• **STORED RECORDS**:
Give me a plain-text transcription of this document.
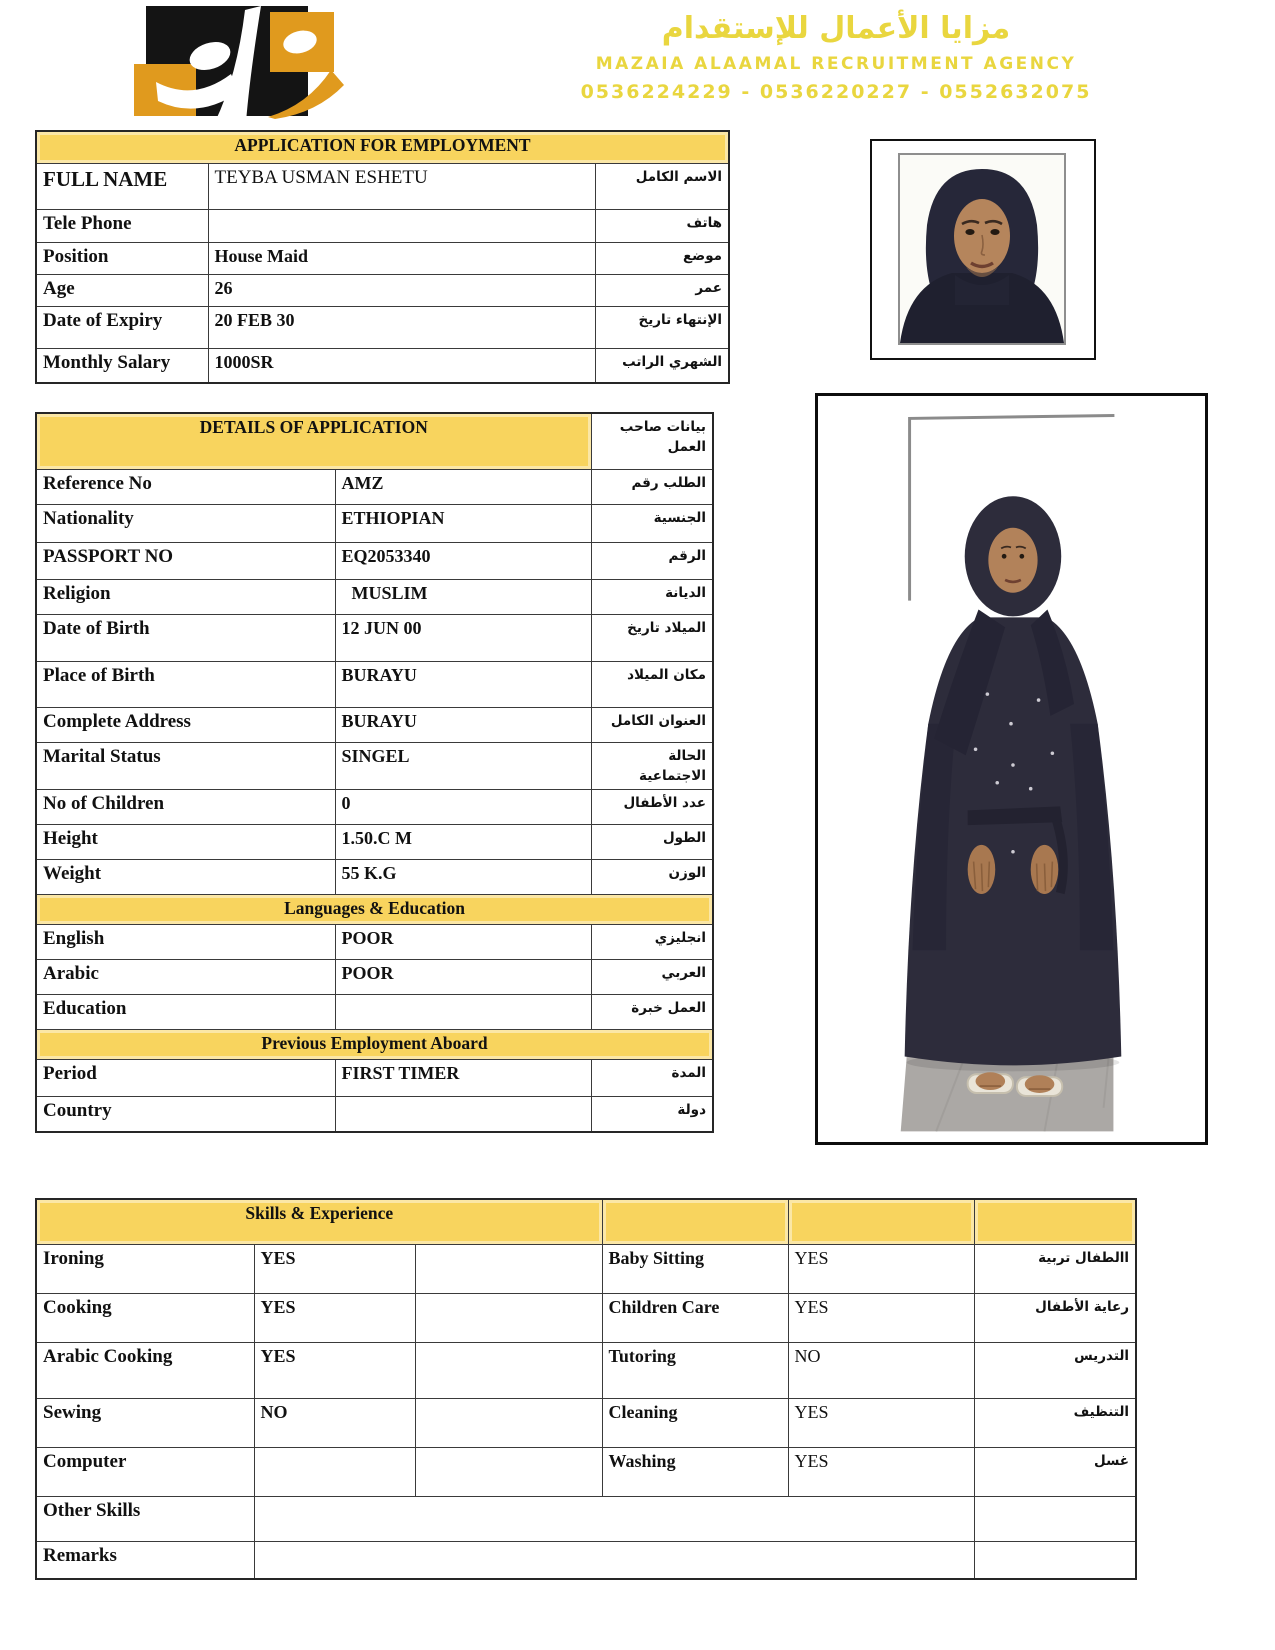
مزايا الأعمال للإستقدام
MAZAIA ALAAMAL RECRUITMENT AGENCY
0536224229 - 0536220227 - 0552632075
APPLICATION FOR EMPLOYMENT		
FULL NAME	TEYBA USMAN ESHETU	الاسم الكامل
Tele Phone		هاتف
Position	House Maid	موضع
Age	26	عمر
Date of Expiry	20 FEB 30	الإنتهاء تاريخ
Monthly Salary	1000SR	الشهري الراتب
DETAILS OF APPLICATION		بيانات صاحب العمل
Reference No	AMZ	الطلب رقم
Nationality	ETHIOPIAN	الجنسية
PASSPORT NO	EQ2053340	الرقم
Religion	MUSLIM	الديانة
Date of Birth	12 JUN 00	الميلاد تاريخ
Place of Birth	BURAYU	مكان الميلاد
Complete Address	BURAYU	العنوان الكامل
Marital Status	SINGEL	الحالة الاجتماعية
No of Children	0	عدد الأطفال
Height	1.50.C M	الطول
Weight	55 K.G	الوزن
Languages & Education		
English	POOR	انجليزي
Arabic	POOR	العربي
Education		العمل خبرة
Previous Employment Aboard		
Period	FIRST TIMER	المدة
Country		دولة
Skills & Experience					
Ironing	YES		Baby Sitting	YES	االطفال تربية
Cooking	YES		Children Care	YES	رعاية الأطفال
Arabic Cooking	YES		Tutoring	NO	التدريس
Sewing	NO		Cleaning	YES	التنظيف
Computer			Washing	YES	غسل
Other Skills					
Remarks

• **WRITTEN PROBLEM**:
Leave the pictures out, and transcribe each of the records exactly.

• **ANSWER**:
Give me a plain-text transcription of this document.
مزايا الأعمال للإستقدام
MAZAIA ALAAMAL RECRUITMENT AGENCY
0536224229 - 0536220227 - 0552632075
APPLICATION FOR EMPLOYMENT		
FULL NAME	TEYBA USMAN ESHETU	الاسم الكامل
Tele Phone		هاتف
Position	House Maid	موضع
Age	26	عمر
Date of Expiry	20 FEB 30	الإنتهاء تاريخ
Monthly Salary	1000SR	الشهري الراتب
DETAILS OF APPLICATION		بيانات صاحب العمل
Reference No	AMZ	الطلب رقم
Nationality	ETHIOPIAN	الجنسية
PASSPORT NO	EQ2053340	الرقم
Religion	MUSLIM	الديانة
Date of Birth	12 JUN 00	الميلاد تاريخ
Place of Birth	BURAYU	مكان الميلاد
Complete Address	BURAYU	العنوان الكامل
Marital Status	SINGEL	الحالة الاجتماعية
No of Children	0	عدد الأطفال
Height	1.50.C M	الطول
Weight	55 K.G	الوزن
Languages & Education		
English	POOR	انجليزي
Arabic	POOR	العربي
Education		العمل خبرة
Previous Employment Aboard		
Period	FIRST TIMER	المدة
Country		دولة
Skills & Experience					
Ironing	YES		Baby Sitting	YES	االطفال تربية
Cooking	YES		Children Care	YES	رعاية الأطفال
Arabic Cooking	YES		Tutoring	NO	التدريس
Sewing	NO		Cleaning	YES	التنظيف
Computer			Washing	YES	غسل
Other Skills					
Remarks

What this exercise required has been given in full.